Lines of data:
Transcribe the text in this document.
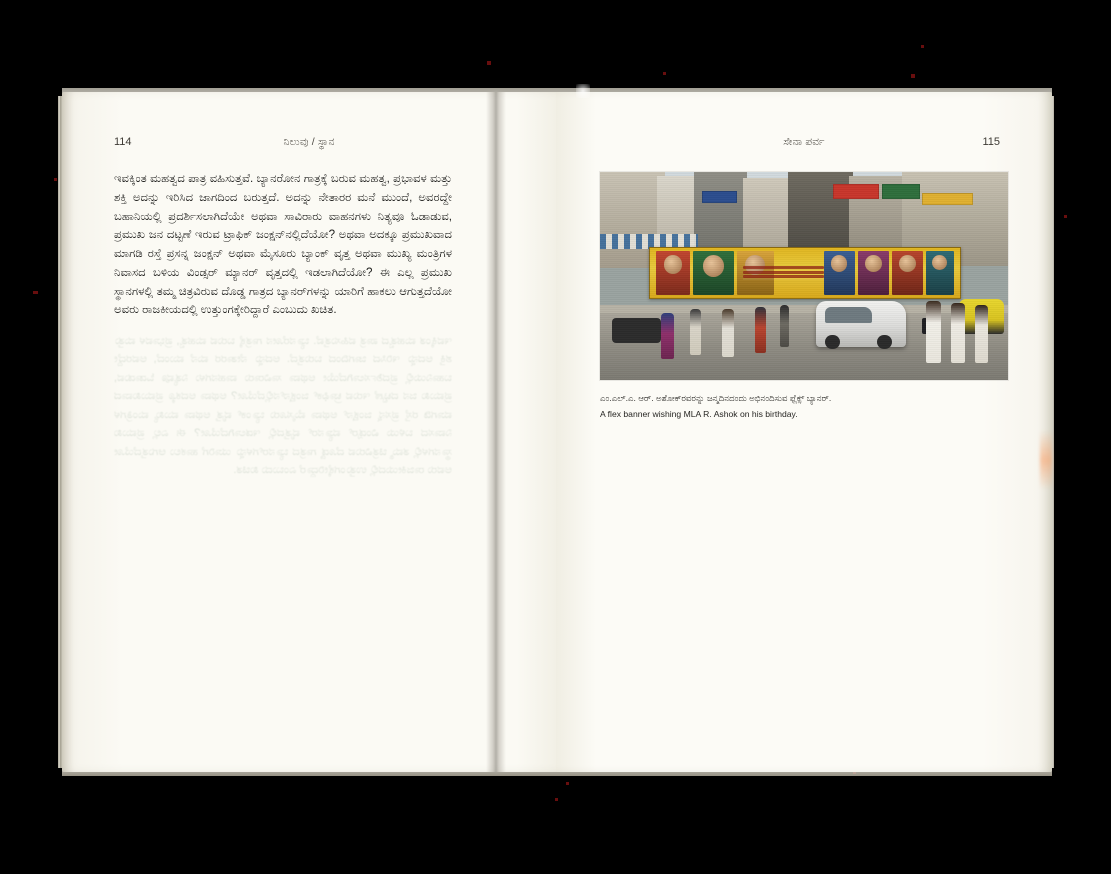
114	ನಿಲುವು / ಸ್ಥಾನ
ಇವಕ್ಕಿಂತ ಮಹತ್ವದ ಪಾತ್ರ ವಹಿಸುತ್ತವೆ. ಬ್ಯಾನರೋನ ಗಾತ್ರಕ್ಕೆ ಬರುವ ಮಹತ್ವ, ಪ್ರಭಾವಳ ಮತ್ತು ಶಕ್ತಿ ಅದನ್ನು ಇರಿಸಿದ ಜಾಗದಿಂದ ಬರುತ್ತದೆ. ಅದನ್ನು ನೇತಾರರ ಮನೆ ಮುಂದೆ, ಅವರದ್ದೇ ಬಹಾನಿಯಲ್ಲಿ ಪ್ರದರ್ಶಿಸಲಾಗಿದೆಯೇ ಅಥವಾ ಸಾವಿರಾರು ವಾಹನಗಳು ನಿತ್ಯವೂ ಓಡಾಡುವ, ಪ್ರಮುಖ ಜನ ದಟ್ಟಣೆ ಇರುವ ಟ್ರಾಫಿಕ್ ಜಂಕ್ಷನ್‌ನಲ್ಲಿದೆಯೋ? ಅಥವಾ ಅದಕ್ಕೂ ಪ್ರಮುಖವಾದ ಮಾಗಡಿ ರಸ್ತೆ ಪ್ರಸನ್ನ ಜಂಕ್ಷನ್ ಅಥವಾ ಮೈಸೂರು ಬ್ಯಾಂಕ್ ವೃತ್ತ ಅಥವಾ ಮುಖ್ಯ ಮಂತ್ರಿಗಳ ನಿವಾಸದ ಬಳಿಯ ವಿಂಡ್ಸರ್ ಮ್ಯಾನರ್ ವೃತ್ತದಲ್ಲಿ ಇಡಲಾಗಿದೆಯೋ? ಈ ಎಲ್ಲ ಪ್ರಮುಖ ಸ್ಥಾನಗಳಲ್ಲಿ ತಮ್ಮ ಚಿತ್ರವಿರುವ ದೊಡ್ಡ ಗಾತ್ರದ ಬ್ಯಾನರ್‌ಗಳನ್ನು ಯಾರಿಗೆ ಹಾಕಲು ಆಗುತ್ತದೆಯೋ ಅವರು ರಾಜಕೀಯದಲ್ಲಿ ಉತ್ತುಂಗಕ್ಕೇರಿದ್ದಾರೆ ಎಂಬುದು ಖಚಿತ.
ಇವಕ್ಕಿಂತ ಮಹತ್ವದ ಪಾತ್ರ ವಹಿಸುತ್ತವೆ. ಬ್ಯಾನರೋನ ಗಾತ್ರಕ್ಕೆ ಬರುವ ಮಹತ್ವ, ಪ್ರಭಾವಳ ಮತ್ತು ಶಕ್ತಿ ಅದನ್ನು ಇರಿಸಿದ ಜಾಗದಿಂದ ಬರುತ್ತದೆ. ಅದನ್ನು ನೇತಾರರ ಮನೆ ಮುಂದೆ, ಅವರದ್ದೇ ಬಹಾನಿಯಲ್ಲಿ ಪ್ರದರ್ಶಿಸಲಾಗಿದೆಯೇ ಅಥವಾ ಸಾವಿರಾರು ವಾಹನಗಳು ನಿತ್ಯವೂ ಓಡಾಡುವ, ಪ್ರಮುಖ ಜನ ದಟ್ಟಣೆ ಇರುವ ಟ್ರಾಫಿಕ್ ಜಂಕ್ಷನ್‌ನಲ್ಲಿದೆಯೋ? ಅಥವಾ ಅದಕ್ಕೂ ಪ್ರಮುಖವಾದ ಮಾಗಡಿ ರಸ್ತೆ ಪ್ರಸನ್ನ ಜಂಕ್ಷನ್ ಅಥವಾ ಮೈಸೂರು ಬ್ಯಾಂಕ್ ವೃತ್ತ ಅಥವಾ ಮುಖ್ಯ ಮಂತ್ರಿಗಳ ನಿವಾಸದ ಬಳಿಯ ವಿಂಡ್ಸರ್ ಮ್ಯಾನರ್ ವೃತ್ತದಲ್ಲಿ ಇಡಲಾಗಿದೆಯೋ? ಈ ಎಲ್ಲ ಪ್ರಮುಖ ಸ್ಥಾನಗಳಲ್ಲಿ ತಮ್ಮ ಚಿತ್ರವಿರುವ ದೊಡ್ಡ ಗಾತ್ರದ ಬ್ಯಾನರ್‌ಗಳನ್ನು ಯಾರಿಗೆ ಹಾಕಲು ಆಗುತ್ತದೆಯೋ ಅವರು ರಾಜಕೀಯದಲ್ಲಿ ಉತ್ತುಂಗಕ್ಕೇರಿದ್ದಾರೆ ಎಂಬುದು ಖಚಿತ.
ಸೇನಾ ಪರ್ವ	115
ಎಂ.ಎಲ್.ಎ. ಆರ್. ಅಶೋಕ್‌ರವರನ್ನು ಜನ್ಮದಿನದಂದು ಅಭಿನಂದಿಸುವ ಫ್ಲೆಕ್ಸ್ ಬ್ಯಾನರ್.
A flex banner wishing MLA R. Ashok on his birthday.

--

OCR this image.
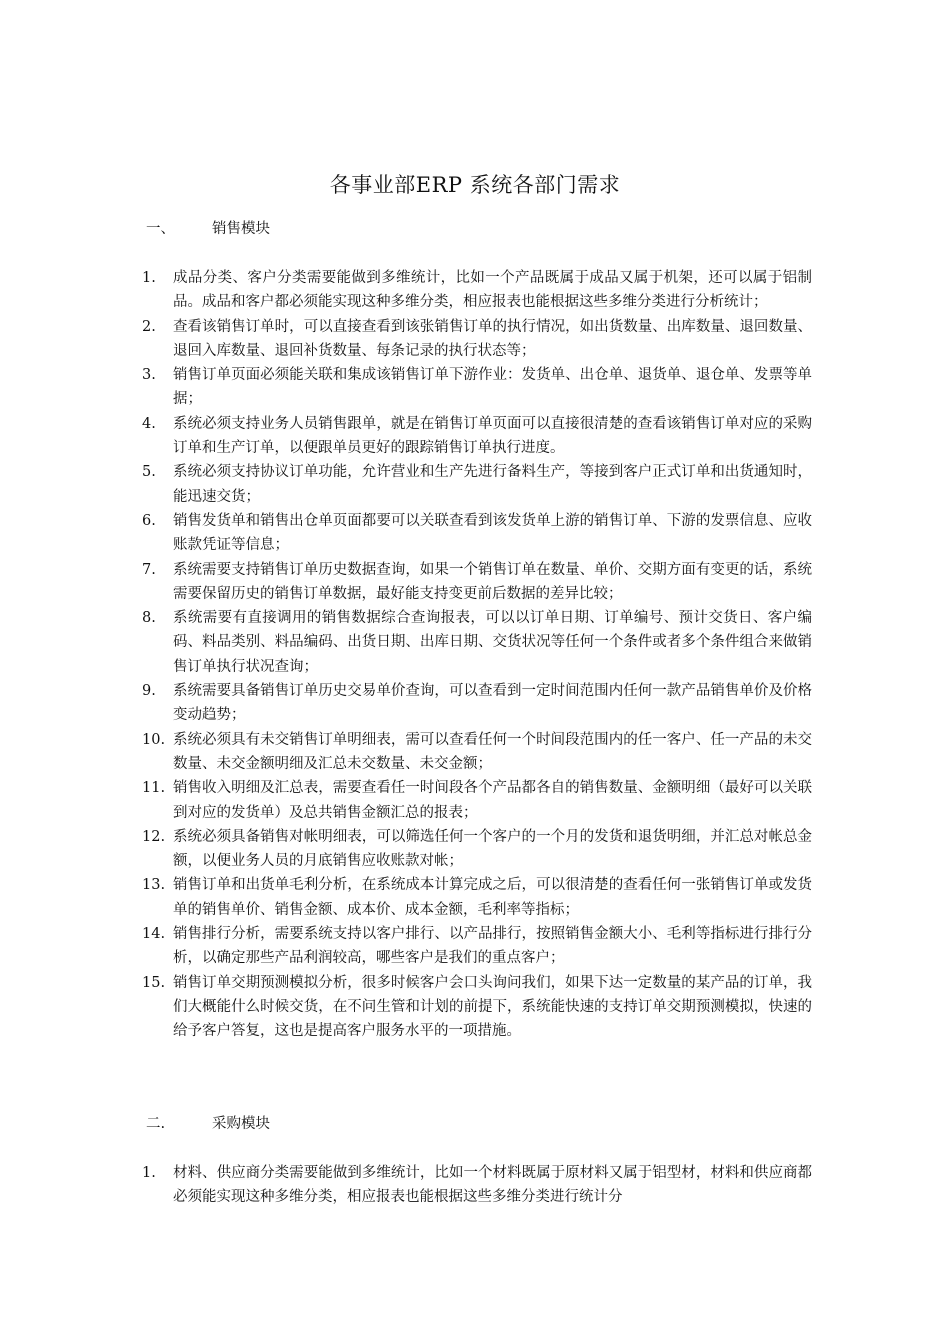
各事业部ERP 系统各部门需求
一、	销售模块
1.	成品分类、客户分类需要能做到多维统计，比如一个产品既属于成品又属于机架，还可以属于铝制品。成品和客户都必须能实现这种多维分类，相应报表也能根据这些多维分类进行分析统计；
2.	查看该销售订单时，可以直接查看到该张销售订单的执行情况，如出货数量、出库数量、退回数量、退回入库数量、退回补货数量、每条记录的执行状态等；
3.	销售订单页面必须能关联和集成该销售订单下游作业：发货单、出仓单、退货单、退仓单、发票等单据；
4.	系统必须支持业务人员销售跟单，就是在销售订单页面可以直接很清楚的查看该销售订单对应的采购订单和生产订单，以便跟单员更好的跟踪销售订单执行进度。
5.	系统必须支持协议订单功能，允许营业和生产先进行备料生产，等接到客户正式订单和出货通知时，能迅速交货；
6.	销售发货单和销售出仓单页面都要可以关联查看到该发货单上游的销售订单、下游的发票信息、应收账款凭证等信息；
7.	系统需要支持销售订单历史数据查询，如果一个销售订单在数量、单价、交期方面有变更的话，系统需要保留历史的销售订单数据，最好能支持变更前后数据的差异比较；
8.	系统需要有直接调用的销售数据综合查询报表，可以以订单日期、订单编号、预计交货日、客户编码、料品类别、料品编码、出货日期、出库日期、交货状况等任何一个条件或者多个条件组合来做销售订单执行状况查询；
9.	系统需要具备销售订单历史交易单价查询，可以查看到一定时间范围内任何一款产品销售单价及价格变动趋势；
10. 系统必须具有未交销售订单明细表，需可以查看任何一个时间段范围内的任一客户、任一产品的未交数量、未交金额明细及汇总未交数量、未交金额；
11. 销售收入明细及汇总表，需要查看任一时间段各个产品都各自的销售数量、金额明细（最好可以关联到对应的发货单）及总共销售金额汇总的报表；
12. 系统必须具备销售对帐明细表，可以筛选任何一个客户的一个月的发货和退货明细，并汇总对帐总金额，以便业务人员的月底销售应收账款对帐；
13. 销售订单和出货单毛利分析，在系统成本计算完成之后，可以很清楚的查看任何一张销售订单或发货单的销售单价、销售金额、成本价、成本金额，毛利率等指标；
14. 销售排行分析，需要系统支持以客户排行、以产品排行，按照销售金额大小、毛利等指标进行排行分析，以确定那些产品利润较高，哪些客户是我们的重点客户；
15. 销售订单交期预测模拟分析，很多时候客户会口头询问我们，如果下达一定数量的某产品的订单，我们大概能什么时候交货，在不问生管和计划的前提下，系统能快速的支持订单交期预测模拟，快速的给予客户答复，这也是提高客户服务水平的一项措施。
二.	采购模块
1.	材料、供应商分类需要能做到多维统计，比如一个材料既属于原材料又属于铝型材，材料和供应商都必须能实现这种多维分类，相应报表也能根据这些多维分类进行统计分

§ **SHORT PROBLEM**
State the number of lines in these entries that include the string "this". Provide nothing beyond that number.

§ **SOLUTION**
2